Task details: Gather up all lines that carry the word "with".

Input records:
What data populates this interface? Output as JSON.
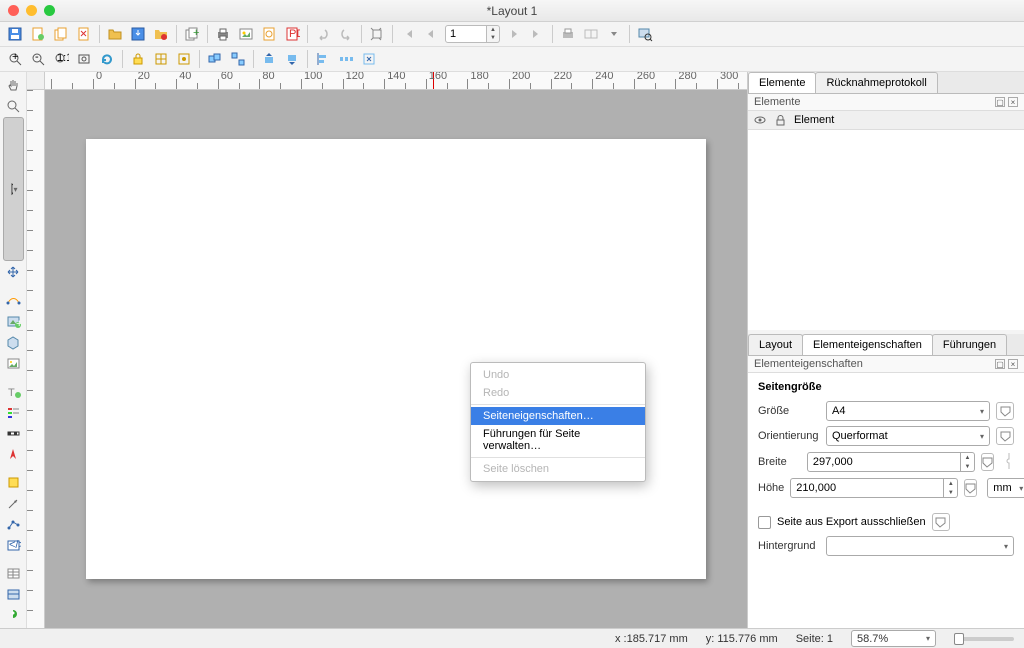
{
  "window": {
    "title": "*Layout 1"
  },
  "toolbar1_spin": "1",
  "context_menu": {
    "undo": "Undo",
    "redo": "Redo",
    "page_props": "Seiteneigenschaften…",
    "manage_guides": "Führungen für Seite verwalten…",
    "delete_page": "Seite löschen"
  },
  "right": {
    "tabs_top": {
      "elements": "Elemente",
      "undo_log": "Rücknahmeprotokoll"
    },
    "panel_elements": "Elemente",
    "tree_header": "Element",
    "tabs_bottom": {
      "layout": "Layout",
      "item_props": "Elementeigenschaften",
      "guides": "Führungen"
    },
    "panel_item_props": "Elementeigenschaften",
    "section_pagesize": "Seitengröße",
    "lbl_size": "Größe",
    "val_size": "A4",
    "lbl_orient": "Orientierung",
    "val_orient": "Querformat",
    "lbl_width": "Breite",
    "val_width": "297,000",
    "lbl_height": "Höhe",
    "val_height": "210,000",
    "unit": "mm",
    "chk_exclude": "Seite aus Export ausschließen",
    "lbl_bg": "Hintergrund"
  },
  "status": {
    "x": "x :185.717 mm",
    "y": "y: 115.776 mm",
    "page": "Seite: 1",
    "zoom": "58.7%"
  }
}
* * *
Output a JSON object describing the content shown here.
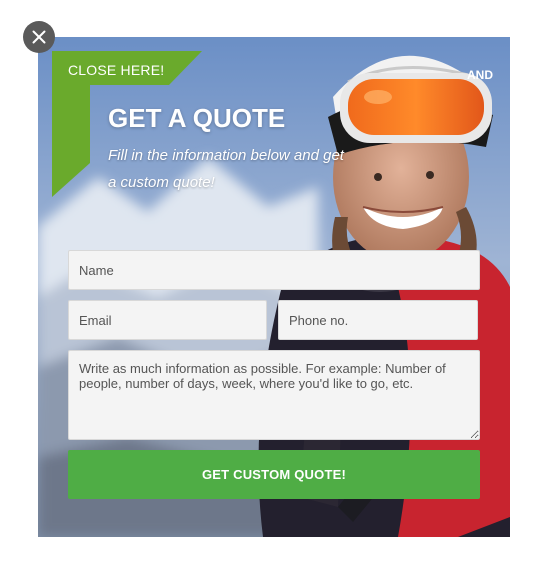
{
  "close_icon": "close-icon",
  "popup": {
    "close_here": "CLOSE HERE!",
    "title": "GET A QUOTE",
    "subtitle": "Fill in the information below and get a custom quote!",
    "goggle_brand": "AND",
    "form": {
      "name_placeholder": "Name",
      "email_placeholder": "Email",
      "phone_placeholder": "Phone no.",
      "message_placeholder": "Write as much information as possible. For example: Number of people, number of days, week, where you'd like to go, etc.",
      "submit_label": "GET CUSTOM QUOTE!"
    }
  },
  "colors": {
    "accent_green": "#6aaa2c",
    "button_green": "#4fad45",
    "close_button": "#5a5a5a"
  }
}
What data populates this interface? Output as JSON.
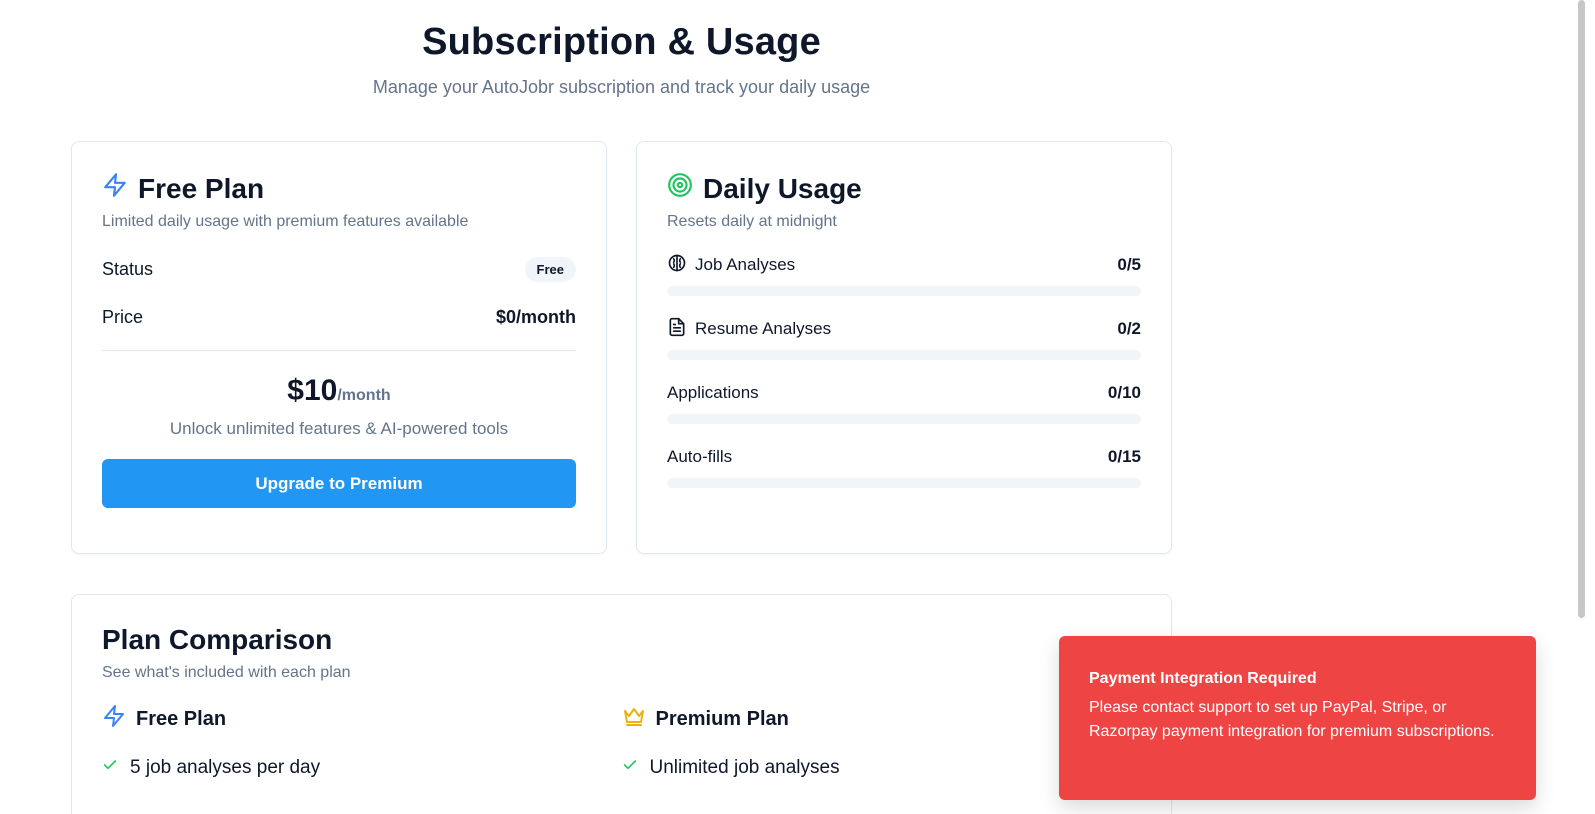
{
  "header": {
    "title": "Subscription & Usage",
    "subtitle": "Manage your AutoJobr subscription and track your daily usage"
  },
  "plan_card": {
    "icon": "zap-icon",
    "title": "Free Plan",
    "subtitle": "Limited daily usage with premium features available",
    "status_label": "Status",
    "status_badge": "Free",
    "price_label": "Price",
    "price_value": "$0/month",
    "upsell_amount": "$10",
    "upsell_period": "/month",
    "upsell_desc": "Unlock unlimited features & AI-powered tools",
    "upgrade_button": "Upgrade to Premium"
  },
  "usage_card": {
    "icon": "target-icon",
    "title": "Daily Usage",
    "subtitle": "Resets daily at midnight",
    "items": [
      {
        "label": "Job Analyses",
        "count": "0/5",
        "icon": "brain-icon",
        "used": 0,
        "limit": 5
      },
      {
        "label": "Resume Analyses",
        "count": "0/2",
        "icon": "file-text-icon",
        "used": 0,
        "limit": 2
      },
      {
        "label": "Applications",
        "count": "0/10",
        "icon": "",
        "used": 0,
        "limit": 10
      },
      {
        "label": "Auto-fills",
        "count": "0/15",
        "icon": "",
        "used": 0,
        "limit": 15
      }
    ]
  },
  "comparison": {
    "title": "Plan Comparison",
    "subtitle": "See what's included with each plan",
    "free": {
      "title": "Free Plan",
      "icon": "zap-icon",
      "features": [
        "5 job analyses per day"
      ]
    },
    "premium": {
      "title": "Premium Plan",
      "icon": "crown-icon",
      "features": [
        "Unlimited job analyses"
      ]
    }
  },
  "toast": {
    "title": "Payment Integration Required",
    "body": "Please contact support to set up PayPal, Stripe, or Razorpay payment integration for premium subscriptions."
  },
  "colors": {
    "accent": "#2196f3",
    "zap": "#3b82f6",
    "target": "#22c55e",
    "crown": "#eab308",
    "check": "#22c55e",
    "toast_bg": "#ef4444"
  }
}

Exercise response:
    "subtitle": "Limited daily usage with premium features available",
    "subtitle": "See what's included with each plan",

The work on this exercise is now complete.